(Dataset records)
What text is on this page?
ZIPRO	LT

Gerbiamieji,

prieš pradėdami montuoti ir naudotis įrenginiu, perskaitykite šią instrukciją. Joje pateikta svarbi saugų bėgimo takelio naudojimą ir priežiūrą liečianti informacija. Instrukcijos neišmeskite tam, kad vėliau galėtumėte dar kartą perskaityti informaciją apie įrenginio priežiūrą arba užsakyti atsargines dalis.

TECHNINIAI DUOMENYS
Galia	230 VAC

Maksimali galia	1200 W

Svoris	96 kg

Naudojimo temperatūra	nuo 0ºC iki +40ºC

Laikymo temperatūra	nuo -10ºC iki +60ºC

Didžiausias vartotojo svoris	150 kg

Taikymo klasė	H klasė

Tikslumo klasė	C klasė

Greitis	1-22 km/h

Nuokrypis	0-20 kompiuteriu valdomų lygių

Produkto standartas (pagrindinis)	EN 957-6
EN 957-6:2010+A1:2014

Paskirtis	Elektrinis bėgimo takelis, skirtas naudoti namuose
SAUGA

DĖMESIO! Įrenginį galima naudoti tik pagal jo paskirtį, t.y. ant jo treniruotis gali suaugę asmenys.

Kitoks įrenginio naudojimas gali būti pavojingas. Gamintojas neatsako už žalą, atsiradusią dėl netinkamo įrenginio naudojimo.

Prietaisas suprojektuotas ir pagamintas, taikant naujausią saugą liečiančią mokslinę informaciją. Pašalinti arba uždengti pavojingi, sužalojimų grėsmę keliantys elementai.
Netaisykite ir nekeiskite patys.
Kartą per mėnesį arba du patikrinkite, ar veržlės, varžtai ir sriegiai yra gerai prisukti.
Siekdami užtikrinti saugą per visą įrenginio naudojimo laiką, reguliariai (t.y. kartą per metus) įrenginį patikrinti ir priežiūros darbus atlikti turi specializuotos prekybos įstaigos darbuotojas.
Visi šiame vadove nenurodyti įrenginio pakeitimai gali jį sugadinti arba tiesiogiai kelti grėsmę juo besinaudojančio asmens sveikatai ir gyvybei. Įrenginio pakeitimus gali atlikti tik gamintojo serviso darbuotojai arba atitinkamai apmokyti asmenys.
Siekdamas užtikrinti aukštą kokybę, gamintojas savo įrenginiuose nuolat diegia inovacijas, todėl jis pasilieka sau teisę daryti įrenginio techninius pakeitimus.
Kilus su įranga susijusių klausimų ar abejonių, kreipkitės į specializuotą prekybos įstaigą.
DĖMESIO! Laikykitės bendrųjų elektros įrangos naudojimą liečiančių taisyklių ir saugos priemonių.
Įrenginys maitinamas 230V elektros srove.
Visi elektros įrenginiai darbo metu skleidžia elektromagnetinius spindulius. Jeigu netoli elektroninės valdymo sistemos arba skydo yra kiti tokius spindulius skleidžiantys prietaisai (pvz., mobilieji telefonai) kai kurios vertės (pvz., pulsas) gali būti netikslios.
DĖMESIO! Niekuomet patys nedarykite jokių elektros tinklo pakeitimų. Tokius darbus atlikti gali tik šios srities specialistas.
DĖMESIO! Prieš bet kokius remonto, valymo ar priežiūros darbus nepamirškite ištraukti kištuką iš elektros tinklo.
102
...
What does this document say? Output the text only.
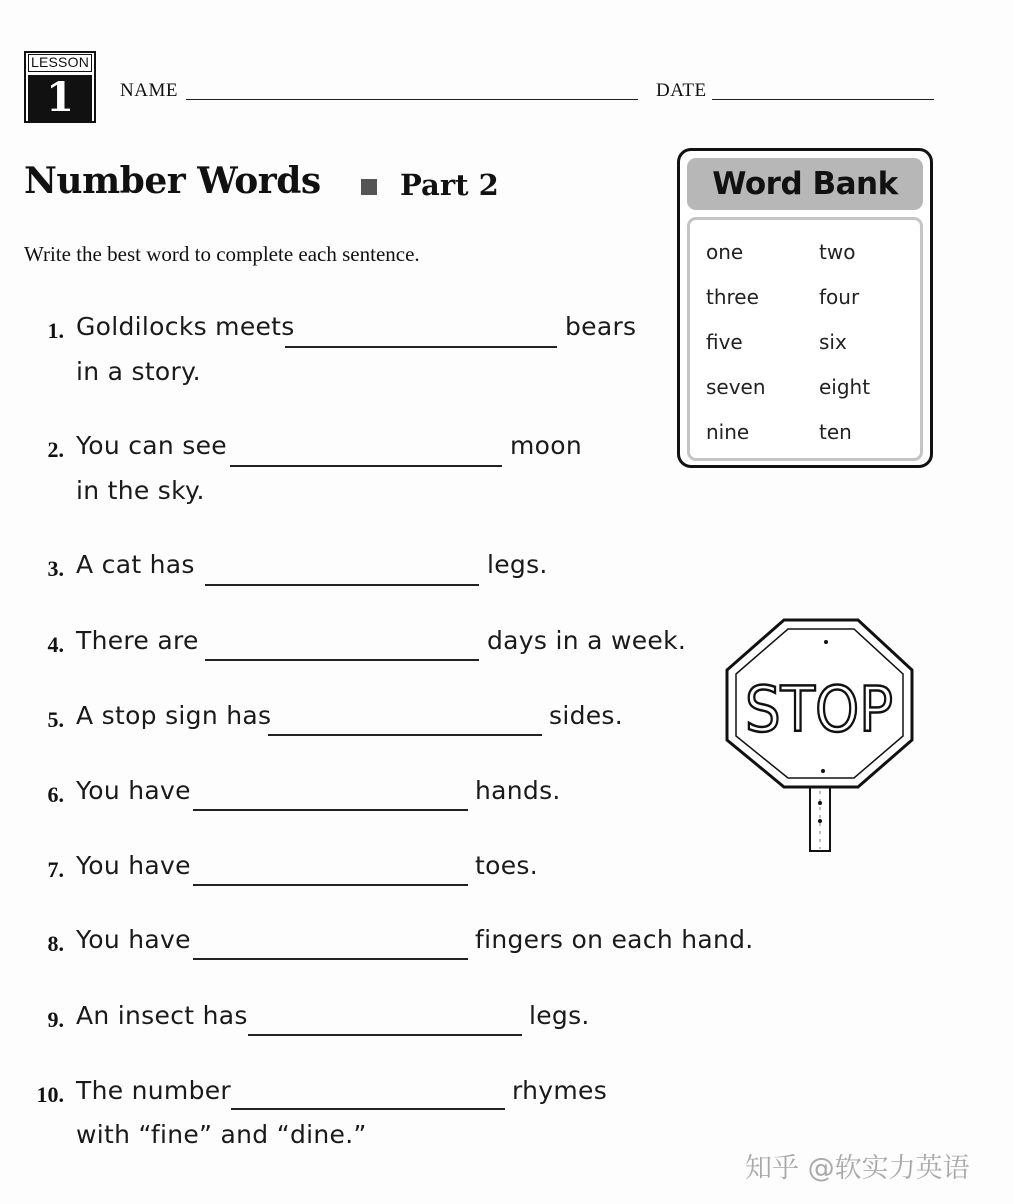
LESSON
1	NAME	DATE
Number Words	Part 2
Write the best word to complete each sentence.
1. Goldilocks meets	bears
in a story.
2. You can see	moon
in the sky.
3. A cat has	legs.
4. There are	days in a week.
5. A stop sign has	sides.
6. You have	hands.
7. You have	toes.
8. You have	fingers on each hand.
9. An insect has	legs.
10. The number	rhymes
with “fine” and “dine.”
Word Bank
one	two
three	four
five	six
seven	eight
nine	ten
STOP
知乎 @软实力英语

* [WHAT THE TASK REQUIRES] Lines containing the word "informaciją" must all be returned from the material above.

* [THE REPLY]
prieš pradėdami montuoti ir naudotis įrenginiu, perskaitykite šią instrukciją. Joje pateikta svarbi saugų bėgimo takelio naudojimą ir priežiūrą liečianti informacija. Instrukcijos neišmeskite tam, kad vėliau galėtumėte dar kartą perskaityti informaciją apie įrenginio priežiūrą arba užsakyti atsargines dalis.
Prietaisas suprojektuotas ir pagamintas, taikant naujausią saugą liečiančią mokslinę informaciją. Pašalinti arba uždengti pavojingi, sužalojimų grėsmę keliantys elementai.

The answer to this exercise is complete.